**WORK REQUIRED:**
Determine how many lines below hold the string "fideos". Reply with the number alone.

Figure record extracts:
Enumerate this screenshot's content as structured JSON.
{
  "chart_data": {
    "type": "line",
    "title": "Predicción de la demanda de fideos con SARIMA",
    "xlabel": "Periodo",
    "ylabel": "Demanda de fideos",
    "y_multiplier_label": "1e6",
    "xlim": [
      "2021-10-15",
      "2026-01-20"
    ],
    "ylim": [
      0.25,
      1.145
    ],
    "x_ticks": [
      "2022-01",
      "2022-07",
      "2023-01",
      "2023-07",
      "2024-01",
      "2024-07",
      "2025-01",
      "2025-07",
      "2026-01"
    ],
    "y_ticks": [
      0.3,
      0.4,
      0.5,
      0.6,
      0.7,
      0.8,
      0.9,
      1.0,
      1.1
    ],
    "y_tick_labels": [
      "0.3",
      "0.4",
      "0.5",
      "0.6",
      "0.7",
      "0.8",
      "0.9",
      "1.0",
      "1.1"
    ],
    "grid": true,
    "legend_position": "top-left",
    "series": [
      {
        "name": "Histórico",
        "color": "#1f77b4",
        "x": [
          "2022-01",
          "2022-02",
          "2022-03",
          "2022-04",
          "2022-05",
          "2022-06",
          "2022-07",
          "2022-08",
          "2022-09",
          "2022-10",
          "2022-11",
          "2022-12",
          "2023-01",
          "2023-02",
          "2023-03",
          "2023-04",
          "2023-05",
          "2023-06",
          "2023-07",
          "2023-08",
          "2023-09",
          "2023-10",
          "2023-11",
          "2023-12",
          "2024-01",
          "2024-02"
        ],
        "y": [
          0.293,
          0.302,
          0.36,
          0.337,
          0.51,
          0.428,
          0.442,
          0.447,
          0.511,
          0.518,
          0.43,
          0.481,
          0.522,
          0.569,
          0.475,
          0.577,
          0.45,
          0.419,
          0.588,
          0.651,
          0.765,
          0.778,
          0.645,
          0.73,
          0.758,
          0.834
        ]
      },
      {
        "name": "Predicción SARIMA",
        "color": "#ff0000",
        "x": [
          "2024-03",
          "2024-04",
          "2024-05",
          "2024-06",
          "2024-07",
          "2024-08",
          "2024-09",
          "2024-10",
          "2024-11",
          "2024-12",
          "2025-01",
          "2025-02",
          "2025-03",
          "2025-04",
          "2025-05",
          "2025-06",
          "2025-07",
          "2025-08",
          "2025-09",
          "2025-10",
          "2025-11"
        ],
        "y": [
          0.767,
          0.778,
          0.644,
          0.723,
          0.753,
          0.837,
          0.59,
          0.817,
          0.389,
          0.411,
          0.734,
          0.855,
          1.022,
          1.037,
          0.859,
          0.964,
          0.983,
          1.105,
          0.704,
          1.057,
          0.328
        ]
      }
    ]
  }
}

**COMPLETED TASK:**
2